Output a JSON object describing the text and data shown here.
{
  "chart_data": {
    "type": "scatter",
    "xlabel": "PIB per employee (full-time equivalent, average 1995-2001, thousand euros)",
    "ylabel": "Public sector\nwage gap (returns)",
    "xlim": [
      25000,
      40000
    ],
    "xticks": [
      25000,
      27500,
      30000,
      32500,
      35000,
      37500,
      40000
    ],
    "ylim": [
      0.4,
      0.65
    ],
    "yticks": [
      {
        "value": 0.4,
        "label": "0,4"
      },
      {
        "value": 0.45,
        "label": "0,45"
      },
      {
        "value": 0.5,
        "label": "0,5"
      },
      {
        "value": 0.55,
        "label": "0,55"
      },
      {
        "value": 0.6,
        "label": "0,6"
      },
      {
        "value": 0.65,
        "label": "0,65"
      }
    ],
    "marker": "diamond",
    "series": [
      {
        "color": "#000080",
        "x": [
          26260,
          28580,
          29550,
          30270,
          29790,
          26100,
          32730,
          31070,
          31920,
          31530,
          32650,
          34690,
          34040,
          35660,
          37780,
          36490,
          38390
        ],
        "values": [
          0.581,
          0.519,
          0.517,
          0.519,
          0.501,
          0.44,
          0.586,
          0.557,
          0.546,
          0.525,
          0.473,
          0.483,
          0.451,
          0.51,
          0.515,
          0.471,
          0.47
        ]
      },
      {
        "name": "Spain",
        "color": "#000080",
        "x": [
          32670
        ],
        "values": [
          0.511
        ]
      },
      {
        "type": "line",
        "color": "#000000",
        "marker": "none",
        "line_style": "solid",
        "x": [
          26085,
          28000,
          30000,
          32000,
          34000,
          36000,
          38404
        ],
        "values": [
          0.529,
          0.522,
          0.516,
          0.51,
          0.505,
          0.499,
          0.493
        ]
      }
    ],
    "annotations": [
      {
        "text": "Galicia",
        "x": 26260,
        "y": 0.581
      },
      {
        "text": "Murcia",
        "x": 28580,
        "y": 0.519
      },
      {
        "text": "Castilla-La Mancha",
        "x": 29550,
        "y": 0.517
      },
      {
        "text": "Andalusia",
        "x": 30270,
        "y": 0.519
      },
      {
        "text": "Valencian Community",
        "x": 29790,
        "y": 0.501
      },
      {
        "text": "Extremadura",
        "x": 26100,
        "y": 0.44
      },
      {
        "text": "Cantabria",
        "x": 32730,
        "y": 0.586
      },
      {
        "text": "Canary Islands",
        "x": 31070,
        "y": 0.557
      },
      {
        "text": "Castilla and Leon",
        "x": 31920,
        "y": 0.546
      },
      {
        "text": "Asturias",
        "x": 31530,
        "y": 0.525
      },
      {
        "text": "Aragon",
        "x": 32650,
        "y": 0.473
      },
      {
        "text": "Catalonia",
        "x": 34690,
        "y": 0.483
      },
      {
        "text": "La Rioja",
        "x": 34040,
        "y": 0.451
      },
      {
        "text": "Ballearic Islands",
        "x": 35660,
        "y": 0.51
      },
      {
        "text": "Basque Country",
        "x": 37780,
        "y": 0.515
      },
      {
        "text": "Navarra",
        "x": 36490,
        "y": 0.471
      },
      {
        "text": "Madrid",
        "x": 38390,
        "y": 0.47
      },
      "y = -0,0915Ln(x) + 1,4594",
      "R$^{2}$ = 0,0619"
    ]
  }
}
==========
§ Problem to work on
Return all of the entries exactly as they were supplied.

§ Response to this task
Output a JSON object describing the text and data shown here.
{
  "chart_data": {
    "type": "scatter",
    "xlabel": "PIB per employee (full-time equivalent, average 1995-2001, thousand euros)",
    "ylabel": "Public sector\nwage gap (returns)",
    "xlim": [
      25000,
      40000
    ],
    "xticks": [
      25000,
      27500,
      30000,
      32500,
      35000,
      37500,
      40000
    ],
    "ylim": [
      0.4,
      0.65
    ],
    "yticks": [
      {
        "value": 0.4,
        "label": "0,4"
      },
      {
        "value": 0.45,
        "label": "0,45"
      },
      {
        "value": 0.5,
        "label": "0,5"
      },
      {
        "value": 0.55,
        "label": "0,55"
      },
      {
        "value": 0.6,
        "label": "0,6"
      },
      {
        "value": 0.65,
        "label": "0,65"
      }
    ],
    "marker": "diamond",
    "series": [
      {
        "color": "#000080",
        "x": [
          26260,
          28580,
          29550,
          30270,
          29790,
          26100,
          32730,
          31070,
          31920,
          31530,
          32650,
          34690,
          34040,
          35660,
          37780,
          36490,
          38390
        ],
        "values": [
          0.581,
          0.519,
          0.517,
          0.519,
          0.501,
          0.44,
          0.586,
          0.557,
          0.546,
          0.525,
          0.473,
          0.483,
          0.451,
          0.51,
          0.515,
          0.471,
          0.47
        ]
      },
      {
        "name": "Spain",
        "color": "#000080",
        "x": [
          32670
        ],
        "values": [
          0.511
        ]
      },
      {
        "type": "line",
        "color": "#000000",
        "marker": "none",
        "line_style": "solid",
        "x": [
          26085,
          28000,
          30000,
          32000,
          34000,
          36000,
          38404
        ],
        "values": [
          0.529,
          0.522,
          0.516,
          0.51,
          0.505,
          0.499,
          0.493
        ]
      }
    ],
    "annotations": [
      {
        "text": "Galicia",
        "x": 26260,
        "y": 0.581
      },
      {
        "text": "Murcia",
        "x": 28580,
        "y": 0.519
      },
      {
        "text": "Castilla-La Mancha",
        "x": 29550,
        "y": 0.517
      },
      {
        "text": "Andalusia",
        "x": 30270,
        "y": 0.519
      },
      {
        "text": "Valencian Community",
        "x": 29790,
        "y": 0.501
      },
      {
        "text": "Extremadura",
        "x": 26100,
        "y": 0.44
      },
      {
        "text": "Cantabria",
        "x": 32730,
        "y": 0.586
      },
      {
        "text": "Canary Islands",
        "x": 31070,
        "y": 0.557
      },
      {
        "text": "Castilla and Leon",
        "x": 31920,
        "y": 0.546
      },
      {
        "text": "Asturias",
        "x": 31530,
        "y": 0.525
      },
      {
        "text": "Aragon",
        "x": 32650,
        "y": 0.473
      },
      {
        "text": "Catalonia",
        "x": 34690,
        "y": 0.483
      },
      {
        "text": "La Rioja",
        "x": 34040,
        "y": 0.451
      },
      {
        "text": "Ballearic Islands",
        "x": 35660,
        "y": 0.51
      },
      {
        "text": "Basque Country",
        "x": 37780,
        "y": 0.515
      },
      {
        "text": "Navarra",
        "x": 36490,
        "y": 0.471
      },
      {
        "text": "Madrid",
        "x": 38390,
        "y": 0.47
      },
      "y = -0,0915Ln(x) + 1,4594",
      "R$^{2}$ = 0,0619"
    ]
  }
}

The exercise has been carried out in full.